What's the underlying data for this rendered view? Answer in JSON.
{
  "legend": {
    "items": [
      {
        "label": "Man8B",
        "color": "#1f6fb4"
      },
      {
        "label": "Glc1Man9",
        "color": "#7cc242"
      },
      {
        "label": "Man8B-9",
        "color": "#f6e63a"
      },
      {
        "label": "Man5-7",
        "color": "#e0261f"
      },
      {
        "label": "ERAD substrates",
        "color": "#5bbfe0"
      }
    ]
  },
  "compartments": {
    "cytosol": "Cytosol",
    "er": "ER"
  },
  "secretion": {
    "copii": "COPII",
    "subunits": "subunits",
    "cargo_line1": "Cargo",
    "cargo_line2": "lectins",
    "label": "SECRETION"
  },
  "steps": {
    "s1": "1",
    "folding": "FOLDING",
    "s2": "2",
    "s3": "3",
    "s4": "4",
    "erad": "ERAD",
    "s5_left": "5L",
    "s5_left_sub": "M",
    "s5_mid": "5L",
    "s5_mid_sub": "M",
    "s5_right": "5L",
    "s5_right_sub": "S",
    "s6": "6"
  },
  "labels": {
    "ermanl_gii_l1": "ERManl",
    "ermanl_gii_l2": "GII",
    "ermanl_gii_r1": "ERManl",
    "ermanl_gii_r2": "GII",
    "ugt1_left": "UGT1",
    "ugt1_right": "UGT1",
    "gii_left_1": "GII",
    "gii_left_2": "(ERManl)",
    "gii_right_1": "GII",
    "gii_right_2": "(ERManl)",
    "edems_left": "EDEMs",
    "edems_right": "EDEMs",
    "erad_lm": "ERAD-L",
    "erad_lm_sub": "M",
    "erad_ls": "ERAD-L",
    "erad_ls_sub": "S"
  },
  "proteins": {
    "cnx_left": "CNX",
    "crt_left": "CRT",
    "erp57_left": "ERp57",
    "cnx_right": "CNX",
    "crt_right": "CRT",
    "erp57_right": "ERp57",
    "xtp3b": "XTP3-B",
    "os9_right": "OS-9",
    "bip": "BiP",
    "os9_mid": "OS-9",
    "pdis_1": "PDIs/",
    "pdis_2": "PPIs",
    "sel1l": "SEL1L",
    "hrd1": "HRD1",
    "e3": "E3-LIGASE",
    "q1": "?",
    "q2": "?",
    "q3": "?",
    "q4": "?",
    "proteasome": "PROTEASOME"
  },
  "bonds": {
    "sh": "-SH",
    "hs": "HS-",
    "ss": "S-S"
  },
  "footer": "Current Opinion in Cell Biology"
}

■ Task details
Every record is to be repeated exactly as written.

■ Response to this exercise
What's the underlying data for this rendered view? Answer in JSON.
{
  "legend": {
    "items": [
      {
        "label": "Man8B",
        "color": "#1f6fb4"
      },
      {
        "label": "Glc1Man9",
        "color": "#7cc242"
      },
      {
        "label": "Man8B-9",
        "color": "#f6e63a"
      },
      {
        "label": "Man5-7",
        "color": "#e0261f"
      },
      {
        "label": "ERAD substrates",
        "color": "#5bbfe0"
      }
    ]
  },
  "compartments": {
    "cytosol": "Cytosol",
    "er": "ER"
  },
  "secretion": {
    "copii": "COPII",
    "subunits": "subunits",
    "cargo_line1": "Cargo",
    "cargo_line2": "lectins",
    "label": "SECRETION"
  },
  "steps": {
    "s1": "1",
    "folding": "FOLDING",
    "s2": "2",
    "s3": "3",
    "s4": "4",
    "erad": "ERAD",
    "s5_left": "5L",
    "s5_left_sub": "M",
    "s5_mid": "5L",
    "s5_mid_sub": "M",
    "s5_right": "5L",
    "s5_right_sub": "S",
    "s6": "6"
  },
  "labels": {
    "ermanl_gii_l1": "ERManl",
    "ermanl_gii_l2": "GII",
    "ermanl_gii_r1": "ERManl",
    "ermanl_gii_r2": "GII",
    "ugt1_left": "UGT1",
    "ugt1_right": "UGT1",
    "gii_left_1": "GII",
    "gii_left_2": "(ERManl)",
    "gii_right_1": "GII",
    "gii_right_2": "(ERManl)",
    "edems_left": "EDEMs",
    "edems_right": "EDEMs",
    "erad_lm": "ERAD-L",
    "erad_lm_sub": "M",
    "erad_ls": "ERAD-L",
    "erad_ls_sub": "S"
  },
  "proteins": {
    "cnx_left": "CNX",
    "crt_left": "CRT",
    "erp57_left": "ERp57",
    "cnx_right": "CNX",
    "crt_right": "CRT",
    "erp57_right": "ERp57",
    "xtp3b": "XTP3-B",
    "os9_right": "OS-9",
    "bip": "BiP",
    "os9_mid": "OS-9",
    "pdis_1": "PDIs/",
    "pdis_2": "PPIs",
    "sel1l": "SEL1L",
    "hrd1": "HRD1",
    "e3": "E3-LIGASE",
    "q1": "?",
    "q2": "?",
    "q3": "?",
    "q4": "?",
    "proteasome": "PROTEASOME"
  },
  "bonds": {
    "sh": "-SH",
    "hs": "HS-",
    "ss": "S-S"
  },
  "footer": "Current Opinion in Cell Biology"
}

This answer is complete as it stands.